» Job:
Please repeat all of the lines that follow, exactly as written.

(Figure contents as structured data)
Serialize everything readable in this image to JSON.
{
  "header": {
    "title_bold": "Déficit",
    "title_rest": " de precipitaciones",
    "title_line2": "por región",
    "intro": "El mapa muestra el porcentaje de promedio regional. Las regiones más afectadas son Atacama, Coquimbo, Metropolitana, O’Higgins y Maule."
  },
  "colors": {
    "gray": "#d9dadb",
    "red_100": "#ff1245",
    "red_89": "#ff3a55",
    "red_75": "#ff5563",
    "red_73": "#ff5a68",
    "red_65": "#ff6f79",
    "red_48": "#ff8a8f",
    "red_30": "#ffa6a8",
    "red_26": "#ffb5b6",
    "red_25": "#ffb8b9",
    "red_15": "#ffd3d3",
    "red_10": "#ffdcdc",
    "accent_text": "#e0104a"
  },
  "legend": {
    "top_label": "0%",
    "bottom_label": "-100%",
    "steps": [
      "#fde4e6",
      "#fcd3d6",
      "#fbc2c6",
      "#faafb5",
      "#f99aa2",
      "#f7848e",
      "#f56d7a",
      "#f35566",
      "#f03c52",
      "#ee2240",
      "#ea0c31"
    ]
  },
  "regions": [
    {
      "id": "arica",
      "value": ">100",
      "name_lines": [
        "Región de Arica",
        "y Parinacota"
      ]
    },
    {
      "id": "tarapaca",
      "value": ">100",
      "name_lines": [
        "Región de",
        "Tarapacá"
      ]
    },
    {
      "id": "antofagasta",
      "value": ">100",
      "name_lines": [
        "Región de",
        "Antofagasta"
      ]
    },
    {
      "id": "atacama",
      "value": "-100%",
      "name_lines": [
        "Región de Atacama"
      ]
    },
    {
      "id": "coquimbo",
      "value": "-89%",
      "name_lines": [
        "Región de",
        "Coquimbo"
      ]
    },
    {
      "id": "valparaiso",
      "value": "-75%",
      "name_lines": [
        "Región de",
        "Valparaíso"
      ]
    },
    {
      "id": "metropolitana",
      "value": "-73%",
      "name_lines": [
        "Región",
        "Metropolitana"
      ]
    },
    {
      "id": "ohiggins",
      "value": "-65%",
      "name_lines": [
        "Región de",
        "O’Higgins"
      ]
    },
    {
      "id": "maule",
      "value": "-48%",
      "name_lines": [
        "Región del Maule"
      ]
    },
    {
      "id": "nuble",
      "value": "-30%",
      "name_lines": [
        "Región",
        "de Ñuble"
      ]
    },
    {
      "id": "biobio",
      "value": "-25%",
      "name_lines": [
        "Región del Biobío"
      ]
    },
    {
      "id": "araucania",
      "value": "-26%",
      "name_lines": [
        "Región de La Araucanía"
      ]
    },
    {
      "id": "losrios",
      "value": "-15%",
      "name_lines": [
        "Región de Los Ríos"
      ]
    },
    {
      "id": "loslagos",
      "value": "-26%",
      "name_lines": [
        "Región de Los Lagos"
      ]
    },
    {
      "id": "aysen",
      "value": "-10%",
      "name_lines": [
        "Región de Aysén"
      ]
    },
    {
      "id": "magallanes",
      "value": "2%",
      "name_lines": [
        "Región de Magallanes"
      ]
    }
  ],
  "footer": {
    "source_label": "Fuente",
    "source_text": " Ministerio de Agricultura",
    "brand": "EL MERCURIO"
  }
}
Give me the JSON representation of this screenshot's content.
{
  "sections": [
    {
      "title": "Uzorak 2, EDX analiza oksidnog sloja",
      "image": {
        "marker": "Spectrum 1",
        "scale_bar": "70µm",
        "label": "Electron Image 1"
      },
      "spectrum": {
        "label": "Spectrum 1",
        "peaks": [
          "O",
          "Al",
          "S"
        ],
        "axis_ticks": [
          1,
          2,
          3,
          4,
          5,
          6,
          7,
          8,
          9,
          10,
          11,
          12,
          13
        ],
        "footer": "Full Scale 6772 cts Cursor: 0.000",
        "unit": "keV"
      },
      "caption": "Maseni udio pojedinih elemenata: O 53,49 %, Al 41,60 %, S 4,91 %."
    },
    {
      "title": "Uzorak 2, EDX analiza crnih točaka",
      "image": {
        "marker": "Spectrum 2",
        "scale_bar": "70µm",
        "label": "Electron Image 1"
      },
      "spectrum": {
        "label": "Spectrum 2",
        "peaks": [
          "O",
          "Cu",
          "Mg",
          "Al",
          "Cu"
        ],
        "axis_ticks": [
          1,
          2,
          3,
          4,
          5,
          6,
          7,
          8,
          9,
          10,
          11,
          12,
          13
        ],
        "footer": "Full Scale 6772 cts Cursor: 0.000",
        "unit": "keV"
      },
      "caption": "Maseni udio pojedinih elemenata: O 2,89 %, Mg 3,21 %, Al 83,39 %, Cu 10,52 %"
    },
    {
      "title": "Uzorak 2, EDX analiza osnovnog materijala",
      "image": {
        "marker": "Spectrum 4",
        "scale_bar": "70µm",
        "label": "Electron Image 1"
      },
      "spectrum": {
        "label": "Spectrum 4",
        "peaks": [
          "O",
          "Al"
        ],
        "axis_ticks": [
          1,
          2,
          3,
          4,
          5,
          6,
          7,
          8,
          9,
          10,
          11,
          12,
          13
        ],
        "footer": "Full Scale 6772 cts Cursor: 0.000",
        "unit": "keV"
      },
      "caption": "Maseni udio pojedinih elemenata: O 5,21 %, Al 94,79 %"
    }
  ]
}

» Reply to the task:
Serialize everything readable in this image to JSON.
{
  "header": {
    "title_bold": "Déficit",
    "title_rest": " de precipitaciones",
    "title_line2": "por región",
    "intro": "El mapa muestra el porcentaje de promedio regional. Las regiones más afectadas son Atacama, Coquimbo, Metropolitana, O’Higgins y Maule."
  },
  "colors": {
    "gray": "#d9dadb",
    "red_100": "#ff1245",
    "red_89": "#ff3a55",
    "red_75": "#ff5563",
    "red_73": "#ff5a68",
    "red_65": "#ff6f79",
    "red_48": "#ff8a8f",
    "red_30": "#ffa6a8",
    "red_26": "#ffb5b6",
    "red_25": "#ffb8b9",
    "red_15": "#ffd3d3",
    "red_10": "#ffdcdc",
    "accent_text": "#e0104a"
  },
  "legend": {
    "top_label": "0%",
    "bottom_label": "-100%",
    "steps": [
      "#fde4e6",
      "#fcd3d6",
      "#fbc2c6",
      "#faafb5",
      "#f99aa2",
      "#f7848e",
      "#f56d7a",
      "#f35566",
      "#f03c52",
      "#ee2240",
      "#ea0c31"
    ]
  },
  "regions": [
    {
      "id": "arica",
      "value": ">100",
      "name_lines": [
        "Región de Arica",
        "y Parinacota"
      ]
    },
    {
      "id": "tarapaca",
      "value": ">100",
      "name_lines": [
        "Región de",
        "Tarapacá"
      ]
    },
    {
      "id": "antofagasta",
      "value": ">100",
      "name_lines": [
        "Región de",
        "Antofagasta"
      ]
    },
    {
      "id": "atacama",
      "value": "-100%",
      "name_lines": [
        "Región de Atacama"
      ]
    },
    {
      "id": "coquimbo",
      "value": "-89%",
      "name_lines": [
        "Región de",
        "Coquimbo"
      ]
    },
    {
      "id": "valparaiso",
      "value": "-75%",
      "name_lines": [
        "Región de",
        "Valparaíso"
      ]
    },
    {
      "id": "metropolitana",
      "value": "-73%",
      "name_lines": [
        "Región",
        "Metropolitana"
      ]
    },
    {
      "id": "ohiggins",
      "value": "-65%",
      "name_lines": [
        "Región de",
        "O’Higgins"
      ]
    },
    {
      "id": "maule",
      "value": "-48%",
      "name_lines": [
        "Región del Maule"
      ]
    },
    {
      "id": "nuble",
      "value": "-30%",
      "name_lines": [
        "Región",
        "de Ñuble"
      ]
    },
    {
      "id": "biobio",
      "value": "-25%",
      "name_lines": [
        "Región del Biobío"
      ]
    },
    {
      "id": "araucania",
      "value": "-26%",
      "name_lines": [
        "Región de La Araucanía"
      ]
    },
    {
      "id": "losrios",
      "value": "-15%",
      "name_lines": [
        "Región de Los Ríos"
      ]
    },
    {
      "id": "loslagos",
      "value": "-26%",
      "name_lines": [
        "Región de Los Lagos"
      ]
    },
    {
      "id": "aysen",
      "value": "-10%",
      "name_lines": [
        "Región de Aysén"
      ]
    },
    {
      "id": "magallanes",
      "value": "2%",
      "name_lines": [
        "Región de Magallanes"
      ]
    }
  ],
  "footer": {
    "source_label": "Fuente",
    "source_text": " Ministerio de Agricultura",
    "brand": "EL MERCURIO"
  }
}
Give me the JSON representation of this screenshot's content.
{
  "sections": [
    {
      "title": "Uzorak 2, EDX analiza oksidnog sloja",
      "image": {
        "marker": "Spectrum 1",
        "scale_bar": "70µm",
        "label": "Electron Image 1"
      },
      "spectrum": {
        "label": "Spectrum 1",
        "peaks": [
          "O",
          "Al",
          "S"
        ],
        "axis_ticks": [
          1,
          2,
          3,
          4,
          5,
          6,
          7,
          8,
          9,
          10,
          11,
          12,
          13
        ],
        "footer": "Full Scale 6772 cts Cursor: 0.000",
        "unit": "keV"
      },
      "caption": "Maseni udio pojedinih elemenata: O 53,49 %, Al 41,60 %, S 4,91 %."
    },
    {
      "title": "Uzorak 2, EDX analiza crnih točaka",
      "image": {
        "marker": "Spectrum 2",
        "scale_bar": "70µm",
        "label": "Electron Image 1"
      },
      "spectrum": {
        "label": "Spectrum 2",
        "peaks": [
          "O",
          "Cu",
          "Mg",
          "Al",
          "Cu"
        ],
        "axis_ticks": [
          1,
          2,
          3,
          4,
          5,
          6,
          7,
          8,
          9,
          10,
          11,
          12,
          13
        ],
        "footer": "Full Scale 6772 cts Cursor: 0.000",
        "unit": "keV"
      },
      "caption": "Maseni udio pojedinih elemenata: O 2,89 %, Mg 3,21 %, Al 83,39 %, Cu 10,52 %"
    },
    {
      "title": "Uzorak 2, EDX analiza osnovnog materijala",
      "image": {
        "marker": "Spectrum 4",
        "scale_bar": "70µm",
        "label": "Electron Image 1"
      },
      "spectrum": {
        "label": "Spectrum 4",
        "peaks": [
          "O",
          "Al"
        ],
        "axis_ticks": [
          1,
          2,
          3,
          4,
          5,
          6,
          7,
          8,
          9,
          10,
          11,
          12,
          13
        ],
        "footer": "Full Scale 6772 cts Cursor: 0.000",
        "unit": "keV"
      },
      "caption": "Maseni udio pojedinih elemenata: O 5,21 %, Al 94,79 %"
    }
  ]
}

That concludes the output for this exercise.